■ TO DO ■
In the entries that follow, count each line containing "fold" and state the total, nothing more.
DATA LISTING START
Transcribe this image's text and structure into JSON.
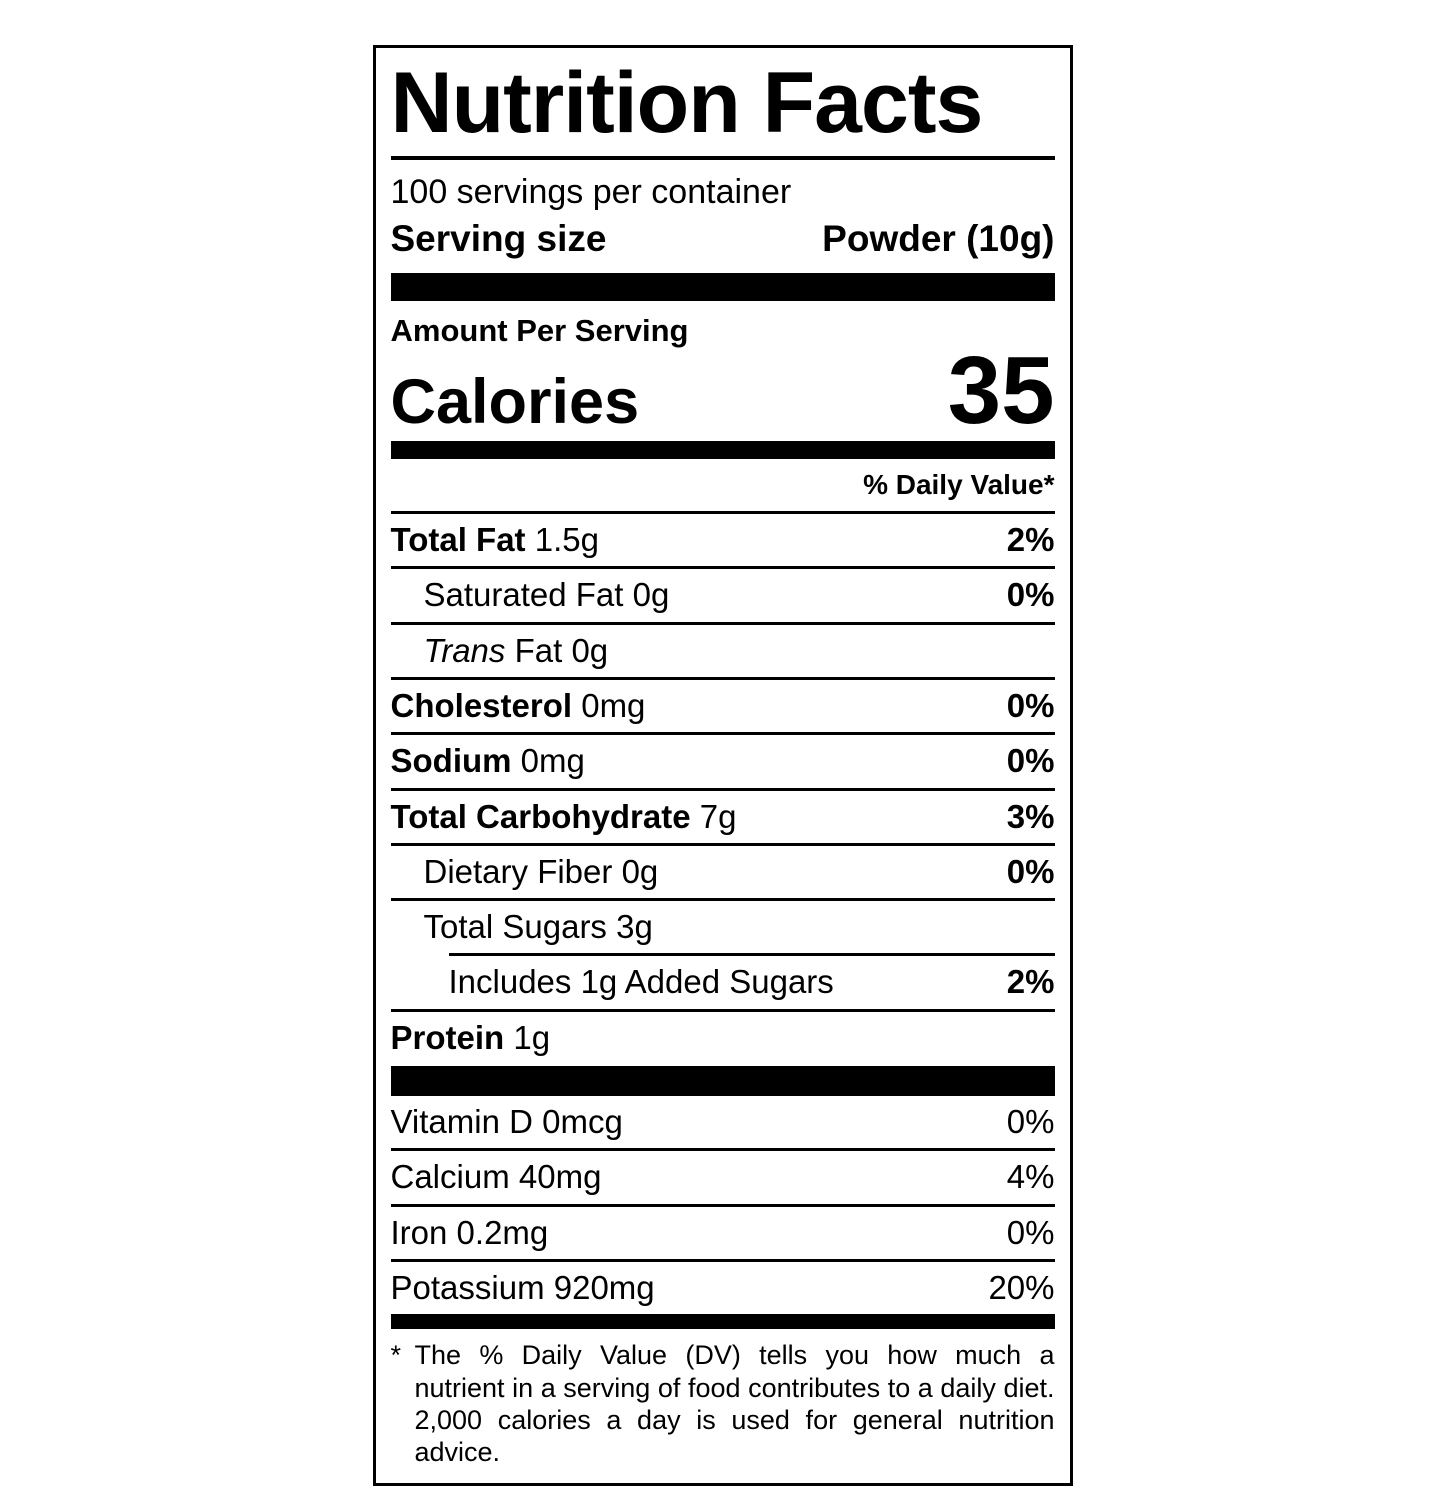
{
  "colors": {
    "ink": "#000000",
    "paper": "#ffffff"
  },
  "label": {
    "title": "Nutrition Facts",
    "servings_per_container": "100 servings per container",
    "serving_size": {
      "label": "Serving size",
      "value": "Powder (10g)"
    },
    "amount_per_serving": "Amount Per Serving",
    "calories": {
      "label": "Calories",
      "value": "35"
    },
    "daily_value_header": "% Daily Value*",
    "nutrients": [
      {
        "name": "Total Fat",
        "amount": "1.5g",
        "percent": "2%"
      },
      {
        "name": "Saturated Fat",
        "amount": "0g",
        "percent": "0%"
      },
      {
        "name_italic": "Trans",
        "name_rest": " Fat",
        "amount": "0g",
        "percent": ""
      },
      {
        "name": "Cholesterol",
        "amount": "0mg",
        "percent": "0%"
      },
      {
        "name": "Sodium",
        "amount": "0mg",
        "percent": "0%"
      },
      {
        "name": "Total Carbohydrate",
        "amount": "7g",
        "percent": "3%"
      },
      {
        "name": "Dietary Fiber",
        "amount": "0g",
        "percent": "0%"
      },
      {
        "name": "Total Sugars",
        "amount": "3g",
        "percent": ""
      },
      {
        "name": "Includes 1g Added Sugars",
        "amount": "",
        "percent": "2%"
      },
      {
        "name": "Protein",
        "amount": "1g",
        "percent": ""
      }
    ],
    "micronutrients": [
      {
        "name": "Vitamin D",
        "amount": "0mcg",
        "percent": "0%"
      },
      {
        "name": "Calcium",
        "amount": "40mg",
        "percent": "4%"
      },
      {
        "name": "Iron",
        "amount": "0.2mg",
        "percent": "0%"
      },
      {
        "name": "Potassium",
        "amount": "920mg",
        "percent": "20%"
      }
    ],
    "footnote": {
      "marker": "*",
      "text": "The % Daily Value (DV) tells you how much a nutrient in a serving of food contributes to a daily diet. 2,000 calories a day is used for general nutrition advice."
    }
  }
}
DATA LISTING END
DATA LISTING START
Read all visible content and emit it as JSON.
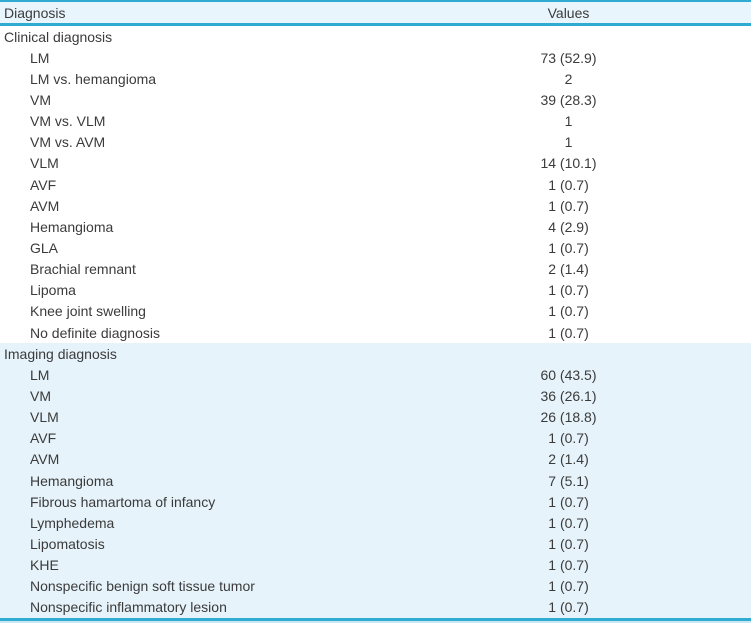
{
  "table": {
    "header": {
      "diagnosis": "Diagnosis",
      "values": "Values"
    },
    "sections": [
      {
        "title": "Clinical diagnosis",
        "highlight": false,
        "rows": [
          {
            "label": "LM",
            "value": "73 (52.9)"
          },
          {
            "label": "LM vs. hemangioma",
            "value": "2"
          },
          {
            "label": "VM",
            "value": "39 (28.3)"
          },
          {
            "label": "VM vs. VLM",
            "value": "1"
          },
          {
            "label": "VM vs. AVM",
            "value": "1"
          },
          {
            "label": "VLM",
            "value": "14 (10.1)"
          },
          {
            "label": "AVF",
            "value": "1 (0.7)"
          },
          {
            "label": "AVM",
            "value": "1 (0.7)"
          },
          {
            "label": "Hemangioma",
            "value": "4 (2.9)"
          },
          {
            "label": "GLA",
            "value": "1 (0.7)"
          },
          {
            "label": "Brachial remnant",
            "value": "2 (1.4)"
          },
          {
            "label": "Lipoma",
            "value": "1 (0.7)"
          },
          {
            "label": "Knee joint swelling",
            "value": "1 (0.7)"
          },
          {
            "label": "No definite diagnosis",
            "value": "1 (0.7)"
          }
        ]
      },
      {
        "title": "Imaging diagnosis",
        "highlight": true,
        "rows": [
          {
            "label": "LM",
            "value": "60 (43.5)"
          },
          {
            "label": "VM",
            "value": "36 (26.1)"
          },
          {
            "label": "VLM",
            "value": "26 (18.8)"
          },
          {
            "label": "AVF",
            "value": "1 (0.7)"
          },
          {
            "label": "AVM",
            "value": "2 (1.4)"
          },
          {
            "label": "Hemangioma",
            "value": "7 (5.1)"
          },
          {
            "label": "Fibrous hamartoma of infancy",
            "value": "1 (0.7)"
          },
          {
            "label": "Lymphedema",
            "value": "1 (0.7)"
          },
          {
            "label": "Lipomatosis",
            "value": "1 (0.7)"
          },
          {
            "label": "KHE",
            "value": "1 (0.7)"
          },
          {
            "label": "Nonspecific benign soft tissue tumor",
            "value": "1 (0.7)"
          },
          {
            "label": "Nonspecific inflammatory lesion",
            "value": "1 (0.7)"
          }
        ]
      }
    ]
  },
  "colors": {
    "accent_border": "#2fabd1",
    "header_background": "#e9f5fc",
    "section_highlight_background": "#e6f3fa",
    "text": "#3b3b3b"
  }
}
DATA LISTING END
DATA LISTING START
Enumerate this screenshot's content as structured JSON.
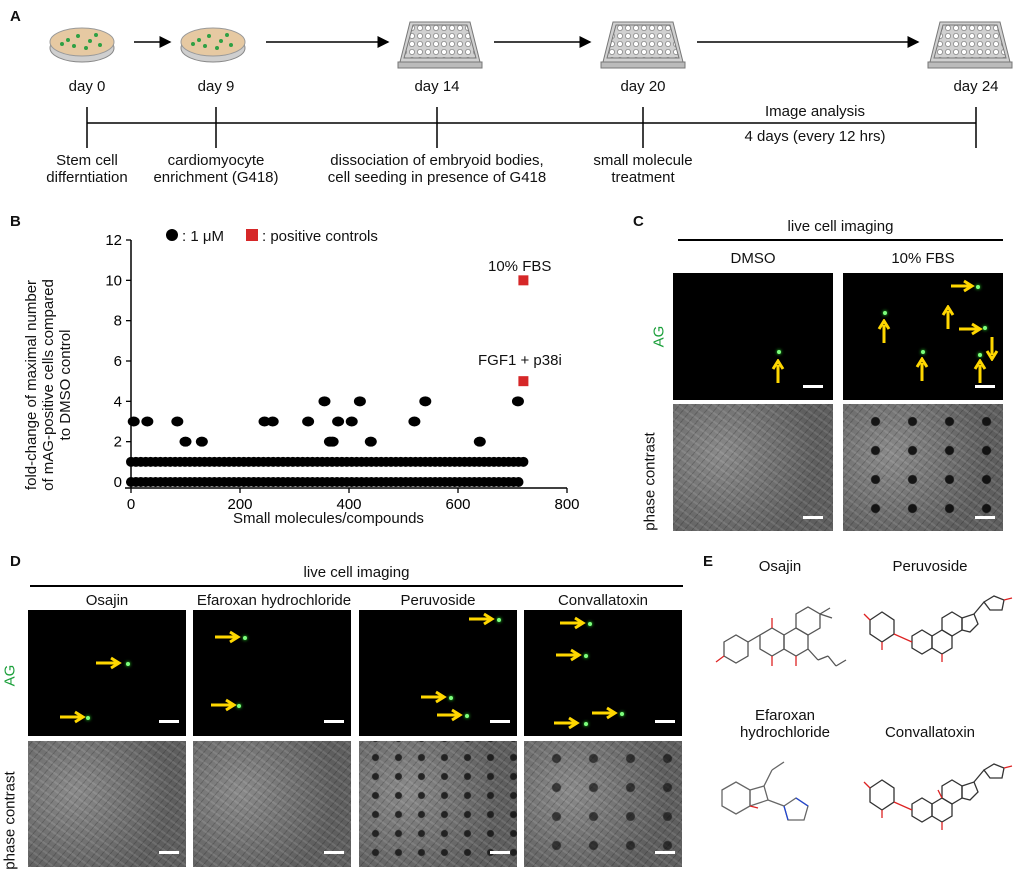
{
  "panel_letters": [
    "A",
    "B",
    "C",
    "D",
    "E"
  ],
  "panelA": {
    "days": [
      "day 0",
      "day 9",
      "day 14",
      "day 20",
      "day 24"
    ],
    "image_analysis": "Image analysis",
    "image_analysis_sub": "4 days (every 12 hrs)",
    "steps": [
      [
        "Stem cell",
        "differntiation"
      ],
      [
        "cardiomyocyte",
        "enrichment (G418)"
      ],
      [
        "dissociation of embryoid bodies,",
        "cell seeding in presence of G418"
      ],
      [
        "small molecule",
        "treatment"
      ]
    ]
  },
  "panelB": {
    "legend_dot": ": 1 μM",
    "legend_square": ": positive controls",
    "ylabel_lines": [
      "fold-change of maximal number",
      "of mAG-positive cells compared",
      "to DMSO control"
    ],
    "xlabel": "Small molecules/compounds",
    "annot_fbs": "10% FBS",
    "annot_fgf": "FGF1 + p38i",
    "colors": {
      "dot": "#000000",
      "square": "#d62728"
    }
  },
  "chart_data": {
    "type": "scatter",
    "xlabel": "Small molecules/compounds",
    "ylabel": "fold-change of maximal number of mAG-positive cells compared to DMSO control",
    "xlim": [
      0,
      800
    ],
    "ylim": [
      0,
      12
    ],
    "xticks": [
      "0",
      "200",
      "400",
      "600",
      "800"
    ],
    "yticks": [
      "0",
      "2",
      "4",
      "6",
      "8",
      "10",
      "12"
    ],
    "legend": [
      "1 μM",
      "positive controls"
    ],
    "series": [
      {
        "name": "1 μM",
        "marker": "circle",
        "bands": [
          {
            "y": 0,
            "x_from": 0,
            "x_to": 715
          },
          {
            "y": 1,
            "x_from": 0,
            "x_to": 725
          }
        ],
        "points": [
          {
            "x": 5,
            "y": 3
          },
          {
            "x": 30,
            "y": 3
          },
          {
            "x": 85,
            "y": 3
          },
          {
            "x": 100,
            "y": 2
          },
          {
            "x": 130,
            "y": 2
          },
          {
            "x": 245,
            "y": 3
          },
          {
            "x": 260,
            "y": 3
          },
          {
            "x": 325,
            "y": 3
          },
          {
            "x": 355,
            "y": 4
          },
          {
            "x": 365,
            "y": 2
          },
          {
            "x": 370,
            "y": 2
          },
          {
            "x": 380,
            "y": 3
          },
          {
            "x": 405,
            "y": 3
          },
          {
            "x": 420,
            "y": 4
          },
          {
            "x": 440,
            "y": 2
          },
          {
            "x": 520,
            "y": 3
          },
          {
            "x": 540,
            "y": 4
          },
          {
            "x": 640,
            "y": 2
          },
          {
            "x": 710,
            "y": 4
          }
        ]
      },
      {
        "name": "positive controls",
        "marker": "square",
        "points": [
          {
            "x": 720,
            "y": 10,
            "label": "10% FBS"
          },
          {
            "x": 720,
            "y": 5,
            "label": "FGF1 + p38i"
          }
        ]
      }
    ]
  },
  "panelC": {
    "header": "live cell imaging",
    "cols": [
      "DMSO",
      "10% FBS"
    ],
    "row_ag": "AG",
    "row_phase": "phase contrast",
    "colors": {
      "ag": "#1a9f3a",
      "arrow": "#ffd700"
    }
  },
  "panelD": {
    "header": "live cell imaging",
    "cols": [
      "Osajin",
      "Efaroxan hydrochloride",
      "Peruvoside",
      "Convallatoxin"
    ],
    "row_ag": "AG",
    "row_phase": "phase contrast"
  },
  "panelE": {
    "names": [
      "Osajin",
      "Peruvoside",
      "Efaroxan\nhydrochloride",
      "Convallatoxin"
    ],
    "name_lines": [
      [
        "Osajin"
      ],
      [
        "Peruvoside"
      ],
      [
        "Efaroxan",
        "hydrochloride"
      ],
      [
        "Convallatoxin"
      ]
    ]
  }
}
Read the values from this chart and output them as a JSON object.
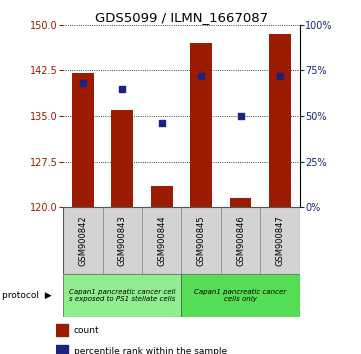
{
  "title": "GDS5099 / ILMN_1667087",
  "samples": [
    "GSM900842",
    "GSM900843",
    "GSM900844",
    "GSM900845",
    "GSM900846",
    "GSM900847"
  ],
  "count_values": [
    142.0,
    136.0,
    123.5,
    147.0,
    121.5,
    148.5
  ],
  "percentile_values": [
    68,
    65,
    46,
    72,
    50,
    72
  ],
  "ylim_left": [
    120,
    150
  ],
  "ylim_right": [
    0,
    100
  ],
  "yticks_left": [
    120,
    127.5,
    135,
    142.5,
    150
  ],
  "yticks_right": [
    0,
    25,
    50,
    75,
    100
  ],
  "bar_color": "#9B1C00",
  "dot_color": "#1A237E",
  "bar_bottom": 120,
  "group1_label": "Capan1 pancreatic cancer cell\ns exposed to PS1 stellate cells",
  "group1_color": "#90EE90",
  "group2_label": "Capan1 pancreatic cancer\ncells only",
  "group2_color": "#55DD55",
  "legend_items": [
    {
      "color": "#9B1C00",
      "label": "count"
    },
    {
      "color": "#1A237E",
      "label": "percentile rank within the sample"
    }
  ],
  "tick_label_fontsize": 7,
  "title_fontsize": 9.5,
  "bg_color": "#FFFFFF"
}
DATA LISTING END
■ YOUR SOLUTION ■
2